Pictures should be excluded; otherwise, copy every entry exactly.

:: Records supplied ::

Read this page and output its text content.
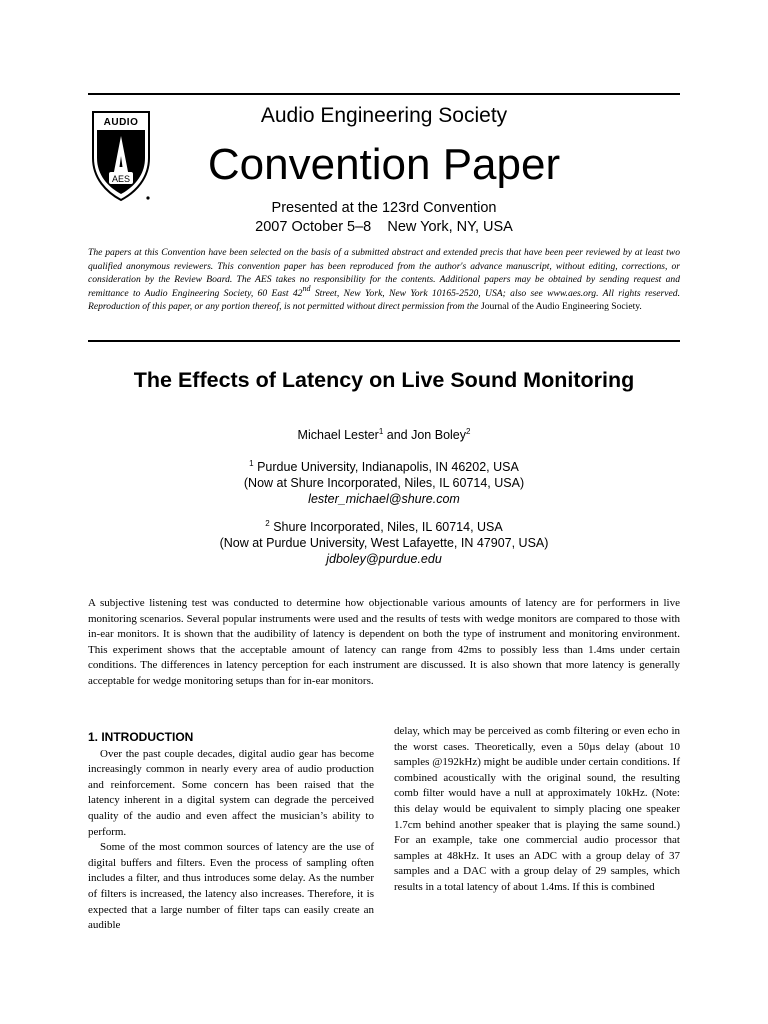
AUDIO
AES
Audio Engineering Society
Convention Paper
Presented at the 123rd Convention
2007 October 5–8    New York, NY, USA
The papers at this Convention have been selected on the basis of a submitted abstract and extended precis that have been peer reviewed by at least two qualified anonymous reviewers. This convention paper has been reproduced from the author's advance manuscript, without editing, corrections, or consideration by the Review Board. The AES takes no responsibility for the contents. Additional papers may be obtained by sending request and remittance to Audio Engineering Society, 60 East 42nd Street, New York, New York 10165-2520, USA; also see www.aes.org. All rights reserved. Reproduction of this paper, or any portion thereof, is not permitted without direct permission from the Journal of the Audio Engineering Society.
The Effects of Latency on Live Sound Monitoring
Michael Lester$^1$ and Jon Boley$^2$
$^1$ Purdue University, Indianapolis, IN 46202, USA
(Now at Shure Incorporated, Niles, IL 60714, USA)
lester_michael@shure.com
$^2$ Shure Incorporated, Niles, IL 60714, USA
(Now at Purdue University, West Lafayette, IN 47907, USA)
jdboley@purdue.edu
A subjective listening test was conducted to determine how objectionable various amounts of latency are for performers in live monitoring scenarios. Several popular instruments were used and the results of tests with wedge monitors are compared to those with in-ear monitors. It is shown that the audibility of latency is dependent on both the type of instrument and monitoring environment. This experiment shows that the acceptable amount of latency can range from 42ms to possibly less than 1.4ms under certain conditions. The differences in latency perception for each instrument are discussed. It is also shown that more latency is generally acceptable for wedge monitoring setups than for in-ear monitors.
1. INTRODUCTION

Over the past couple decades, digital audio gear has become increasingly common in nearly every area of audio production and reinforcement. Some concern has been raised that the latency inherent in a digital system can degrade the perceived quality of the audio and even affect the musician’s ability to perform.

Some of the most common sources of latency are the use of digital buffers and filters. Even the process of sampling often includes a filter, and thus introduces some delay. As the number of filters is increased, the latency also increases. Therefore, it is expected that a large number of filter taps can easily create an audible

delay, which may be perceived as comb filtering or even echo in the worst cases. Theoretically, even a 50µs delay (about 10 samples @192kHz) might be audible under certain conditions. If combined acoustically with the original sound, the resulting comb filter would have a null at approximately 10kHz. (Note: this delay would be equivalent to simply placing one speaker 1.7cm behind another speaker that is playing the same sound.) For an example, take one commercial audio processor that samples at 48kHz. It uses an ADC with a group delay of 37 samples and a DAC with a group delay of 29 samples, which results in a total latency of about 1.4ms. If this is combined
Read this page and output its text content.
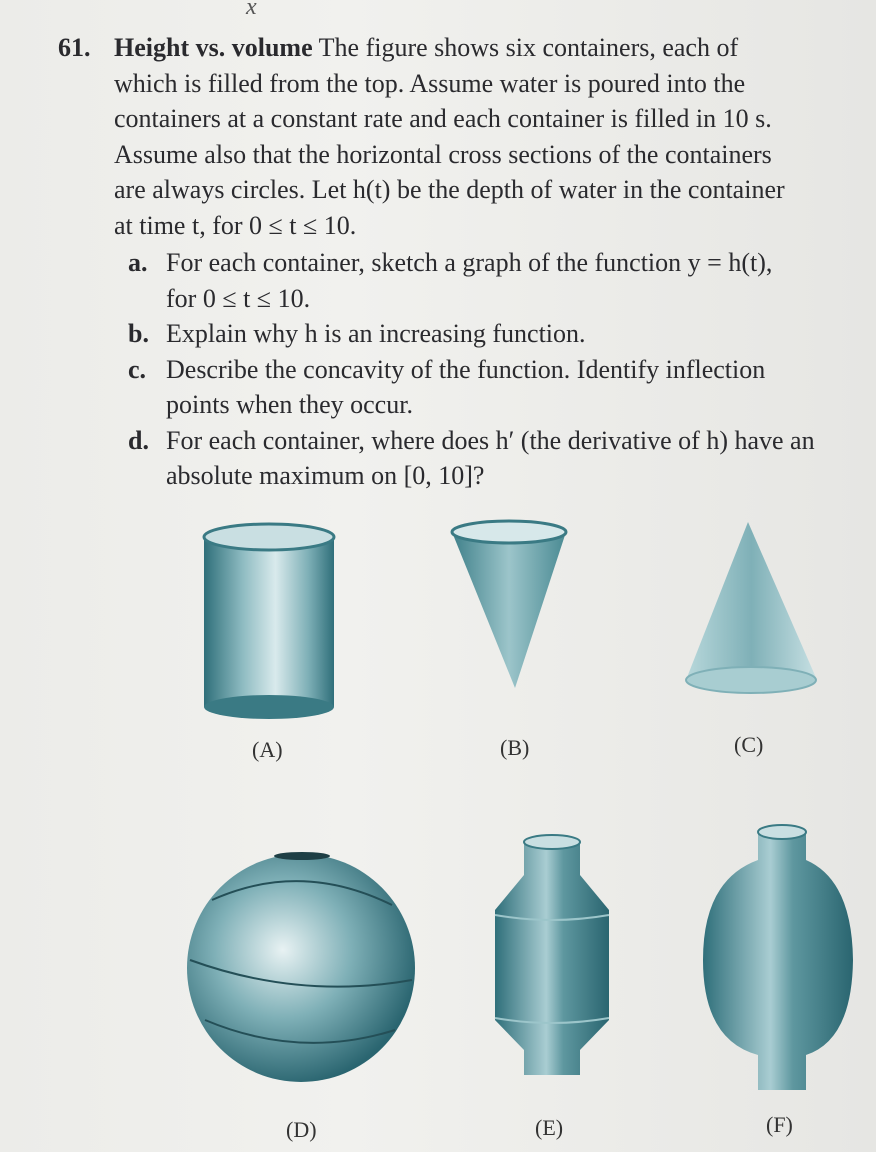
x
61. Height vs. volume The figure shows six containers, each of
which is filled from the top. Assume water is poured into the
containers at a constant rate and each container is filled in 10 s.
Assume also that the horizontal cross sections of the containers
are always circles. Let h(t) be the depth of water in the container
at time t, for 0 ≤ t ≤ 10.
a. For each container, sketch a graph of the function y = h(t),
for 0 ≤ t ≤ 10.
b. Explain why h is an increasing function.
c. Describe the concavity of the function. Identify inflection
points when they occur.
d. For each container, where does h′ (the derivative of h) have an
absolute maximum on [0, 10]?
(A)	(B)	(C)
(D)	(E)	(F)
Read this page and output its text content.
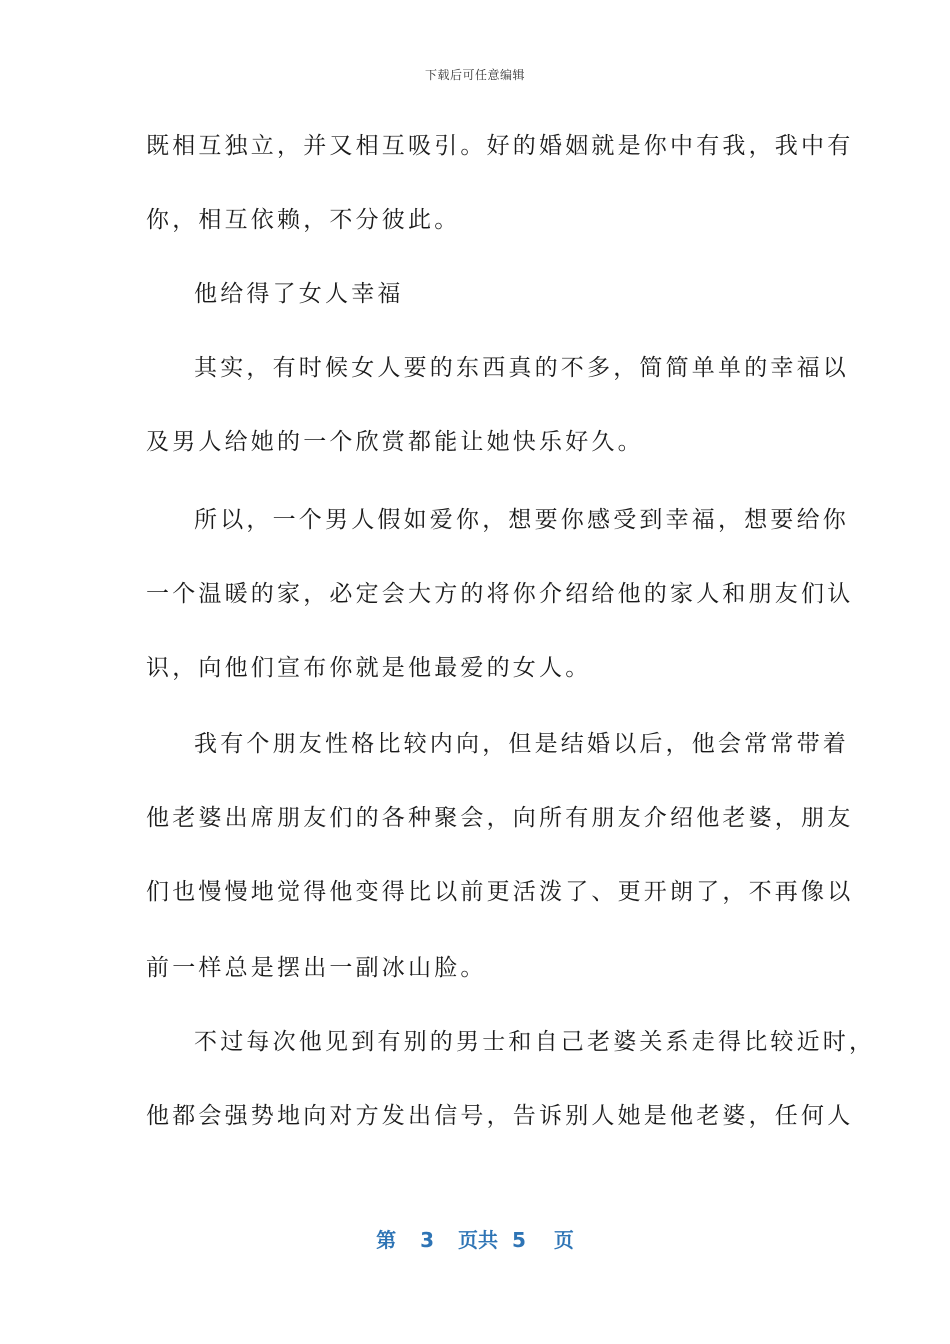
下载后可任意编辑
既相互独立，并又相互吸引。好的婚姻就是你中有我，我中有
你，相互依赖，不分彼此。
他给得了女人幸福
其实，有时候女人要的东西真的不多，简简单单的幸福以
及男人给她的一个欣赏都能让她快乐好久。
所以，一个男人假如爱你，想要你感受到幸福，想要给你
一个温暖的家，必定会大方的将你介绍给他的家人和朋友们认
识，向他们宣布你就是他最爱的女人。
我有个朋友性格比较内向，但是结婚以后，他会常常带着
他老婆出席朋友们的各种聚会，向所有朋友介绍他老婆，朋友
们也慢慢地觉得他变得比以前更活泼了、更开朗了，不再像以
前一样总是摆出一副冰山脸。
不过每次他见到有别的男士和自己老婆关系走得比较近时，
他都会强势地向对方发出信号，告诉别人她是他老婆，任何人
第 3 页共 5 页
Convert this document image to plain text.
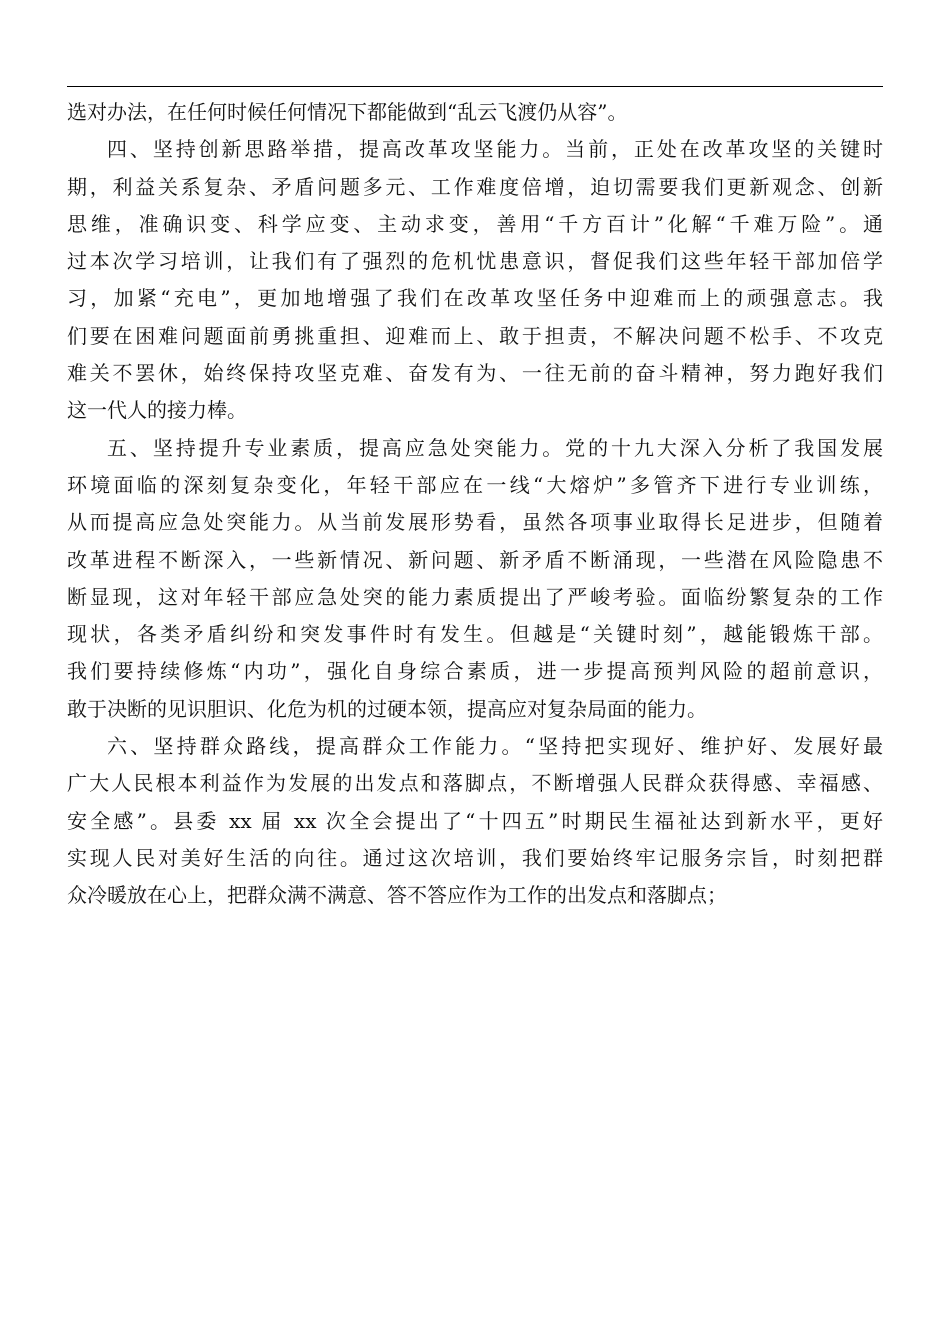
选对办法，在任何时候任何情况下都能做到“乱云飞渡仍从容”。
四、坚持创新思路举措，提高改革攻坚能力。当前，正处在改革攻坚的关键时
期，利益关系复杂、矛盾问题多元、工作难度倍增，迫切需要我们更新观念、创新
思维，准确识变、科学应变、主动求变，善用“千方百计”化解“千难万险”。通
过本次学习培训，让我们有了强烈的危机忧患意识，督促我们这些年轻干部加倍学
习，加紧“充电”，更加地增强了我们在改革攻坚任务中迎难而上的顽强意志。我
们要在困难问题面前勇挑重担、迎难而上、敢于担责，不解决问题不松手、不攻克
难关不罢休，始终保持攻坚克难、奋发有为、一往无前的奋斗精神，努力跑好我们
这一代人的接力棒。
五、坚持提升专业素质，提高应急处突能力。党的十九大深入分析了我国发展
环境面临的深刻复杂变化，年轻干部应在一线“大熔炉”多管齐下进行专业训练，
从而提高应急处突能力。从当前发展形势看，虽然各项事业取得长足进步，但随着
改革进程不断深入，一些新情况、新问题、新矛盾不断涌现，一些潜在风险隐患不
断显现，这对年轻干部应急处突的能力素质提出了严峻考验。面临纷繁复杂的工作
现状，各类矛盾纠纷和突发事件时有发生。但越是“关键时刻”，越能锻炼干部。
我们要持续修炼“内功”，强化自身综合素质，进一步提高预判风险的超前意识，
敢于决断的见识胆识、化危为机的过硬本领，提高应对复杂局面的能力。
六、坚持群众路线，提高群众工作能力。“坚持把实现好、维护好、发展好最
广大人民根本利益作为发展的出发点和落脚点，不断增强人民群众获得感、幸福感、
安全感”。县委 xx 届 xx 次全会提出了“十四五”时期民生福祉达到新水平，更好
实现人民对美好生活的向往。通过这次培训，我们要始终牢记服务宗旨，时刻把群
众冷暖放在心上，把群众满不满意、答不答应作为工作的出发点和落脚点；
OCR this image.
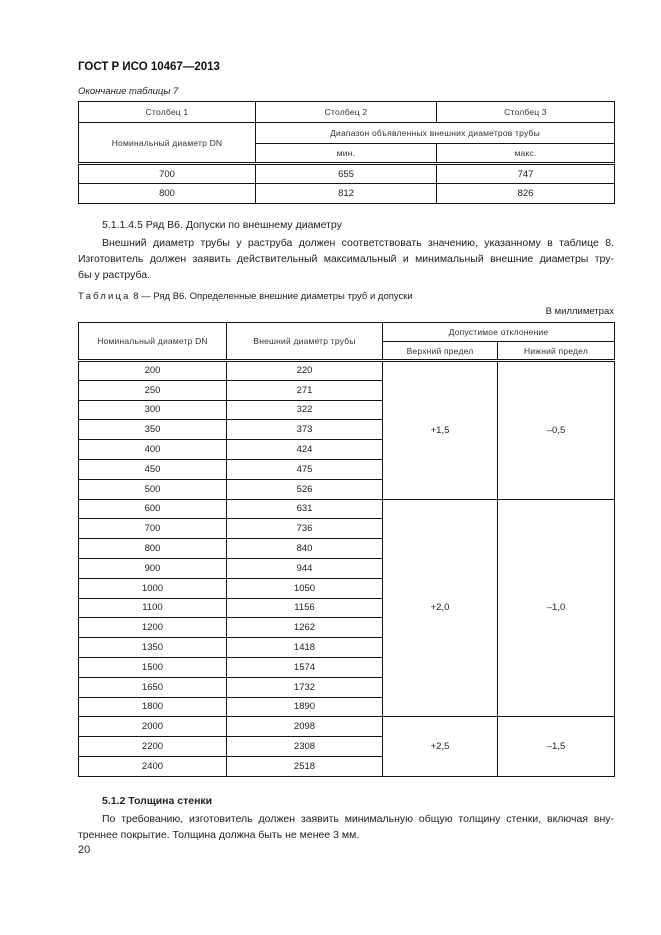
ГОСТ Р ИСО 10467—2013
Окончание таблицы 7
Столбец 1	Столбец 2	Столбец 3
Номинальный диаметр DN	Диапазон объявленных внешних диаметров трубы	
	мин.	макс.
700	655	747
800	812	826
5.1.1.4.5 Ряд В6. Допуски по внешнему диаметру
Внешний диаметр трубы у раструба должен соответствовать значению, указанному в таблице 8.
Изготовитель должен заявить действительный максимальный и минимальный внешние диаметры тру-
бы у раструба.
Таблица 8 — Ряд В6. Определенные внешние диаметры труб и допуски
В миллиметрах
Номинальный диаметр DN	Внешний диаметр трубы	Допустимое отклонение	
		Верхний предел	Нижний предел
200	220	+1,5	–0,5
250	271		
300	322		
350	373		
400	424		
450	475		
500	526		
600	631	+2,0	–1,0
700	736		
800	840		
900	944		
1000	1050		
1100	1156		
1200	1262		
1350	1418		
1500	1574		
1650	1732		
1800	1890		
2000	2098	+2,5	–1,5
2200	2308		
2400	2518		
5.1.2 Толщина стенки
По требованию, изготовитель должен заявить минимальную общую толщину стенки, включая вну-
треннее покрытие. Толщина должна быть не менее 3 мм.
20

:::

*Correct result*.
Read this page and output its text content.
AUDIO
AES
Audio Engineering Society
Convention Paper
Presented at the 123rd Convention
2007 October 5–8    New York, NY, USA
The papers at this Convention have been selected on the basis of a submitted abstract and extended precis that have been peer reviewed by at least two qualified anonymous reviewers. This convention paper has been reproduced from the author's advance manuscript, without editing, corrections, or consideration by the Review Board. The AES takes no responsibility for the contents. Additional papers may be obtained by sending request and remittance to Audio Engineering Society, 60 East 42nd Street, New York, New York 10165-2520, USA; also see www.aes.org. All rights reserved. Reproduction of this paper, or any portion thereof, is not permitted without direct permission from the Journal of the Audio Engineering Society.
The Effects of Latency on Live Sound Monitoring
Michael Lester$^1$ and Jon Boley$^2$
$^1$ Purdue University, Indianapolis, IN 46202, USA
(Now at Shure Incorporated, Niles, IL 60714, USA)
lester_michael@shure.com
$^2$ Shure Incorporated, Niles, IL 60714, USA
(Now at Purdue University, West Lafayette, IN 47907, USA)
jdboley@purdue.edu
A subjective listening test was conducted to determine how objectionable various amounts of latency are for performers in live monitoring scenarios. Several popular instruments were used and the results of tests with wedge monitors are compared to those with in-ear monitors. It is shown that the audibility of latency is dependent on both the type of instrument and monitoring environment. This experiment shows that the acceptable amount of latency can range from 42ms to possibly less than 1.4ms under certain conditions. The differences in latency perception for each instrument are discussed. It is also shown that more latency is generally acceptable for wedge monitoring setups than for in-ear monitors.
1. INTRODUCTION

Over the past couple decades, digital audio gear has become increasingly common in nearly every area of audio production and reinforcement. Some concern has been raised that the latency inherent in a digital system can degrade the perceived quality of the audio and even affect the musician’s ability to perform.

Some of the most common sources of latency are the use of digital buffers and filters. Even the process of sampling often includes a filter, and thus introduces some delay. As the number of filters is increased, the latency also increases. Therefore, it is expected that a large number of filter taps can easily create an audible

delay, which may be perceived as comb filtering or even echo in the worst cases. Theoretically, even a 50µs delay (about 10 samples @192kHz) might be audible under certain conditions. If combined acoustically with the original sound, the resulting comb filter would have a null at approximately 10kHz. (Note: this delay would be equivalent to simply placing one speaker 1.7cm behind another speaker that is playing the same sound.) For an example, take one commercial audio processor that samples at 48kHz. It uses an ADC with a group delay of 37 samples and a DAC with a group delay of 29 samples, which results in a total latency of about 1.4ms. If this is combined
Read this page and output its text content.
x
61. Height vs. volume The figure shows six containers, each of
which is filled from the top. Assume water is poured into the
containers at a constant rate and each container is filled in 10 s.
Assume also that the horizontal cross sections of the containers
are always circles. Let h(t) be the depth of water in the container
at time t, for 0 ≤ t ≤ 10.
a. For each container, sketch a graph of the function y = h(t),
for 0 ≤ t ≤ 10.
b. Explain why h is an increasing function.
c. Describe the concavity of the function. Identify inflection
points when they occur.
d. For each container, where does h′ (the derivative of h) have an
absolute maximum on [0, 10]?
(A)	(B)	(C)
(D)	(E)	(F)
Read this page and output its text content.
下载后可任意编辑
既相互独立，并又相互吸引。好的婚姻就是你中有我，我中有
你，相互依赖，不分彼此。
他给得了女人幸福
其实，有时候女人要的东西真的不多，简简单单的幸福以
及男人给她的一个欣赏都能让她快乐好久。
所以，一个男人假如爱你，想要你感受到幸福，想要给你
一个温暖的家，必定会大方的将你介绍给他的家人和朋友们认
识，向他们宣布你就是他最爱的女人。
我有个朋友性格比较内向，但是结婚以后，他会常常带着
他老婆出席朋友们的各种聚会，向所有朋友介绍他老婆，朋友
们也慢慢地觉得他变得比以前更活泼了、更开朗了，不再像以
前一样总是摆出一副冰山脸。
不过每次他见到有别的男士和自己老婆关系走得比较近时，
他都会强势地向对方发出信号，告诉别人她是他老婆，任何人
第 3 页共 5 页
Convert this document image to plain text.
选对办法，在任何时候任何情况下都能做到“乱云飞渡仍从容”。
四、坚持创新思路举措，提高改革攻坚能力。当前，正处在改革攻坚的关键时
期，利益关系复杂、矛盾问题多元、工作难度倍增，迫切需要我们更新观念、创新
思维，准确识变、科学应变、主动求变，善用“千方百计”化解“千难万险”。通
过本次学习培训，让我们有了强烈的危机忧患意识，督促我们这些年轻干部加倍学
习，加紧“充电”，更加地增强了我们在改革攻坚任务中迎难而上的顽强意志。我
们要在困难问题面前勇挑重担、迎难而上、敢于担责，不解决问题不松手、不攻克
难关不罢休，始终保持攻坚克难、奋发有为、一往无前的奋斗精神，努力跑好我们
这一代人的接力棒。
五、坚持提升专业素质，提高应急处突能力。党的十九大深入分析了我国发展
环境面临的深刻复杂变化，年轻干部应在一线“大熔炉”多管齐下进行专业训练，
从而提高应急处突能力。从当前发展形势看，虽然各项事业取得长足进步，但随着
改革进程不断深入，一些新情况、新问题、新矛盾不断涌现，一些潜在风险隐患不
断显现，这对年轻干部应急处突的能力素质提出了严峻考验。面临纷繁复杂的工作
现状，各类矛盾纠纷和突发事件时有发生。但越是“关键时刻”，越能锻炼干部。
我们要持续修炼“内功”，强化自身综合素质，进一步提高预判风险的超前意识，
敢于决断的见识胆识、化危为机的过硬本领，提高应对复杂局面的能力。
六、坚持群众路线，提高群众工作能力。“坚持把实现好、维护好、发展好最
广大人民根本利益作为发展的出发点和落脚点，不断增强人民群众获得感、幸福感、
安全感”。县委 xx 届 xx 次全会提出了“十四五”时期民生福祉达到新水平，更好
实现人民对美好生活的向往。通过这次培训，我们要始终牢记服务宗旨，时刻把群
众冷暖放在心上，把群众满不满意、答不答应作为工作的出发点和落脚点；
OCR this image.
ГОСТ Р ИСО 10467—2013
Окончание таблицы 7
Столбец 1	Столбец 2	Столбец 3
Номинальный диаметр DN	Диапазон объявленных внешних диаметров трубы	
	мин.	макс.
700	655	747
800	812	826
5.1.1.4.5 Ряд В6. Допуски по внешнему диаметру
Внешний диаметр трубы у раструба должен соответствовать значению, указанному в таблице 8.
Изготовитель должен заявить действительный максимальный и минимальный внешние диаметры тру-
бы у раструба.
Таблица 8 — Ряд В6. Определенные внешние диаметры труб и допуски
В миллиметрах
Номинальный диаметр DN	Внешний диаметр трубы	Допустимое отклонение	
		Верхний предел	Нижний предел
200	220	+1,5	–0,5
250	271		
300	322		
350	373		
400	424		
450	475		
500	526		
600	631	+2,0	–1,0
700	736		
800	840		
900	944		
1000	1050		
1100	1156		
1200	1262		
1350	1418		
1500	1574		
1650	1732		
1800	1890		
2000	2098	+2,5	–1,5
2200	2308		
2400	2518		
5.1.2 Толщина стенки
По требованию, изготовитель должен заявить минимальную общую толщину стенки, включая вну-
треннее покрытие. Толщина должна быть не менее 3 мм.
20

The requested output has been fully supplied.